PROBLEM –
Below is a set of records; print all of them exactly as written.

-- Start of SUPPLIED MATERIAL --

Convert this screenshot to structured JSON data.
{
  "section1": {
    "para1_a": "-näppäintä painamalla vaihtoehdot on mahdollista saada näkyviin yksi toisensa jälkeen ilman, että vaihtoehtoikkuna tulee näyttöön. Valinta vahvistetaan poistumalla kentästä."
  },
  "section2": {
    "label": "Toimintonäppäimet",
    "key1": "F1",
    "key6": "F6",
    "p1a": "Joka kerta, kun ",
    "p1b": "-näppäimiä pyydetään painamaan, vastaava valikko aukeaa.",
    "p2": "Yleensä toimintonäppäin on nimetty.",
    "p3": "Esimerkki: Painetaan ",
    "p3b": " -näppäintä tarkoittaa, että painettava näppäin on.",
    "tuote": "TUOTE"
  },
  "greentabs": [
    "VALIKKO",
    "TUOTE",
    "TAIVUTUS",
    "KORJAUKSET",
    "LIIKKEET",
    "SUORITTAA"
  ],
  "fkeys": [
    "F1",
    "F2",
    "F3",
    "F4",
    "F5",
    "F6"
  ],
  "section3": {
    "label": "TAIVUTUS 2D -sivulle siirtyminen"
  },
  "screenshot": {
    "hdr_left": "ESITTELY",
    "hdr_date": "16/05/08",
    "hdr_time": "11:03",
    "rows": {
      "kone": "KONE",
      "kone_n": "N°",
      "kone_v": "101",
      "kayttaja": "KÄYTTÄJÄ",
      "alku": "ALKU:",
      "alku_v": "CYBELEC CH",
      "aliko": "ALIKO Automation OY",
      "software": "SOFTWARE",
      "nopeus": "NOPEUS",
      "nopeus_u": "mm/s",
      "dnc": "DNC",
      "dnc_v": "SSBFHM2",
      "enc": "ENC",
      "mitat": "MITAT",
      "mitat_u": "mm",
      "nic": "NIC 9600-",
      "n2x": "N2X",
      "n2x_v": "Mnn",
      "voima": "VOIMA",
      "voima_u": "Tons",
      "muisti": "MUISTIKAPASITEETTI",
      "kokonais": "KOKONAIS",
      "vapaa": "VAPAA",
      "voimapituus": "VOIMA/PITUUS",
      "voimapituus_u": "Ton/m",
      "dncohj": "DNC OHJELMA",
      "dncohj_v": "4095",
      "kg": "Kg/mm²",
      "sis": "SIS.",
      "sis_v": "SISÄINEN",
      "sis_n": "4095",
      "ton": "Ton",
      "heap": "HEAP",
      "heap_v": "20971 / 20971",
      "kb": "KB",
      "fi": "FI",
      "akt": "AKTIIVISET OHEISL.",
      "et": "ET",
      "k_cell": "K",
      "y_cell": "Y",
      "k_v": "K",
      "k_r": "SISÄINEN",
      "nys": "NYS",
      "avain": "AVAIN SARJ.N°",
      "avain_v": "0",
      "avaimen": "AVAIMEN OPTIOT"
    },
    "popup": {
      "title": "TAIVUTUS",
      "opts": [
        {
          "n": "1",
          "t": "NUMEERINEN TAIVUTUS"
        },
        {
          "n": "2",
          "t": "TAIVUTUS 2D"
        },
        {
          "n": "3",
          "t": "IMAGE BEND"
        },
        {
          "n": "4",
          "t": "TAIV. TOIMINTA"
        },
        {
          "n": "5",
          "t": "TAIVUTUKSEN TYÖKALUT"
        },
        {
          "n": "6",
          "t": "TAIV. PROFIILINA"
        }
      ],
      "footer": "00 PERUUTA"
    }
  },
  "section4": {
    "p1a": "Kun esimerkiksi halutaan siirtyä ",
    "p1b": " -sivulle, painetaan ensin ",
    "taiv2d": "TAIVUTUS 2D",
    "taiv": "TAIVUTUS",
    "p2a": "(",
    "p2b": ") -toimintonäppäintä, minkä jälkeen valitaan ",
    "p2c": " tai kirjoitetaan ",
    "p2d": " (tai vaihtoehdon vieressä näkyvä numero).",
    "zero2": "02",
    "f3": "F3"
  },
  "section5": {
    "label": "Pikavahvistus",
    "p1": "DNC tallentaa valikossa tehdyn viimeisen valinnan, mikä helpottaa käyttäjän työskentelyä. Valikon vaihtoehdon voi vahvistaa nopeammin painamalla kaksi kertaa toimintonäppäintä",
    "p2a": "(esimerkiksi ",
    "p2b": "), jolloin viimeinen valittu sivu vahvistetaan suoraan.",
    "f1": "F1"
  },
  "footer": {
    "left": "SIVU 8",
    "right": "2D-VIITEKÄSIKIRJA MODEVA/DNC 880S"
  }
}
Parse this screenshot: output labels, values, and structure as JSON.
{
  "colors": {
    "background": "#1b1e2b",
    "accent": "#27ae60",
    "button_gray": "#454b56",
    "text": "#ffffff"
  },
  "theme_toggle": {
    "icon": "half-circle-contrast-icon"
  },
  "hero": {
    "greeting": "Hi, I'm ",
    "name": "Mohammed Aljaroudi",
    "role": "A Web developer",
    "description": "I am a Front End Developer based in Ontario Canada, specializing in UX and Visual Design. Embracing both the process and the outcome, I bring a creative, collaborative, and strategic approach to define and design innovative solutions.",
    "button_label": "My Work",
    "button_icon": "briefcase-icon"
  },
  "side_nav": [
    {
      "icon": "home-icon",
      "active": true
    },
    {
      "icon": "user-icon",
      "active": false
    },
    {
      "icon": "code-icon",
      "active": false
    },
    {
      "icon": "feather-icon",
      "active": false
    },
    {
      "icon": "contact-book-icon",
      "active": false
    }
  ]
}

-- End of SUPPLIED MATERIAL --

REPLY TO THE TASK –
Convert this screenshot to structured JSON data.
{
  "section1": {
    "para1_a": "-näppäintä painamalla vaihtoehdot on mahdollista saada näkyviin yksi toisensa jälkeen ilman, että vaihtoehtoikkuna tulee näyttöön. Valinta vahvistetaan poistumalla kentästä."
  },
  "section2": {
    "label": "Toimintonäppäimet",
    "key1": "F1",
    "key6": "F6",
    "p1a": "Joka kerta, kun ",
    "p1b": "-näppäimiä pyydetään painamaan, vastaava valikko aukeaa.",
    "p2": "Yleensä toimintonäppäin on nimetty.",
    "p3": "Esimerkki: Painetaan ",
    "p3b": " -näppäintä tarkoittaa, että painettava näppäin on.",
    "tuote": "TUOTE"
  },
  "greentabs": [
    "VALIKKO",
    "TUOTE",
    "TAIVUTUS",
    "KORJAUKSET",
    "LIIKKEET",
    "SUORITTAA"
  ],
  "fkeys": [
    "F1",
    "F2",
    "F3",
    "F4",
    "F5",
    "F6"
  ],
  "section3": {
    "label": "TAIVUTUS 2D -sivulle siirtyminen"
  },
  "screenshot": {
    "hdr_left": "ESITTELY",
    "hdr_date": "16/05/08",
    "hdr_time": "11:03",
    "rows": {
      "kone": "KONE",
      "kone_n": "N°",
      "kone_v": "101",
      "kayttaja": "KÄYTTÄJÄ",
      "alku": "ALKU:",
      "alku_v": "CYBELEC CH",
      "aliko": "ALIKO Automation OY",
      "software": "SOFTWARE",
      "nopeus": "NOPEUS",
      "nopeus_u": "mm/s",
      "dnc": "DNC",
      "dnc_v": "SSBFHM2",
      "enc": "ENC",
      "mitat": "MITAT",
      "mitat_u": "mm",
      "nic": "NIC 9600-",
      "n2x": "N2X",
      "n2x_v": "Mnn",
      "voima": "VOIMA",
      "voima_u": "Tons",
      "muisti": "MUISTIKAPASITEETTI",
      "kokonais": "KOKONAIS",
      "vapaa": "VAPAA",
      "voimapituus": "VOIMA/PITUUS",
      "voimapituus_u": "Ton/m",
      "dncohj": "DNC OHJELMA",
      "dncohj_v": "4095",
      "kg": "Kg/mm²",
      "sis": "SIS.",
      "sis_v": "SISÄINEN",
      "sis_n": "4095",
      "ton": "Ton",
      "heap": "HEAP",
      "heap_v": "20971 / 20971",
      "kb": "KB",
      "fi": "FI",
      "akt": "AKTIIVISET OHEISL.",
      "et": "ET",
      "k_cell": "K",
      "y_cell": "Y",
      "k_v": "K",
      "k_r": "SISÄINEN",
      "nys": "NYS",
      "avain": "AVAIN SARJ.N°",
      "avain_v": "0",
      "avaimen": "AVAIMEN OPTIOT"
    },
    "popup": {
      "title": "TAIVUTUS",
      "opts": [
        {
          "n": "1",
          "t": "NUMEERINEN TAIVUTUS"
        },
        {
          "n": "2",
          "t": "TAIVUTUS 2D"
        },
        {
          "n": "3",
          "t": "IMAGE BEND"
        },
        {
          "n": "4",
          "t": "TAIV. TOIMINTA"
        },
        {
          "n": "5",
          "t": "TAIVUTUKSEN TYÖKALUT"
        },
        {
          "n": "6",
          "t": "TAIV. PROFIILINA"
        }
      ],
      "footer": "00 PERUUTA"
    }
  },
  "section4": {
    "p1a": "Kun esimerkiksi halutaan siirtyä ",
    "p1b": " -sivulle, painetaan ensin ",
    "taiv2d": "TAIVUTUS 2D",
    "taiv": "TAIVUTUS",
    "p2a": "(",
    "p2b": ") -toimintonäppäintä, minkä jälkeen valitaan ",
    "p2c": " tai kirjoitetaan ",
    "p2d": " (tai vaihtoehdon vieressä näkyvä numero).",
    "zero2": "02",
    "f3": "F3"
  },
  "section5": {
    "label": "Pikavahvistus",
    "p1": "DNC tallentaa valikossa tehdyn viimeisen valinnan, mikä helpottaa käyttäjän työskentelyä. Valikon vaihtoehdon voi vahvistaa nopeammin painamalla kaksi kertaa toimintonäppäintä",
    "p2a": "(esimerkiksi ",
    "p2b": "), jolloin viimeinen valittu sivu vahvistetaan suoraan.",
    "f1": "F1"
  },
  "footer": {
    "left": "SIVU 8",
    "right": "2D-VIITEKÄSIKIRJA MODEVA/DNC 880S"
  }
}
Parse this screenshot: output labels, values, and structure as JSON.
{
  "colors": {
    "background": "#1b1e2b",
    "accent": "#27ae60",
    "button_gray": "#454b56",
    "text": "#ffffff"
  },
  "theme_toggle": {
    "icon": "half-circle-contrast-icon"
  },
  "hero": {
    "greeting": "Hi, I'm ",
    "name": "Mohammed Aljaroudi",
    "role": "A Web developer",
    "description": "I am a Front End Developer based in Ontario Canada, specializing in UX and Visual Design. Embracing both the process and the outcome, I bring a creative, collaborative, and strategic approach to define and design innovative solutions.",
    "button_label": "My Work",
    "button_icon": "briefcase-icon"
  },
  "side_nav": [
    {
      "icon": "home-icon",
      "active": true
    },
    {
      "icon": "user-icon",
      "active": false
    },
    {
      "icon": "code-icon",
      "active": false
    },
    {
      "icon": "feather-icon",
      "active": false
    },
    {
      "icon": "contact-book-icon",
      "active": false
    }
  ]
}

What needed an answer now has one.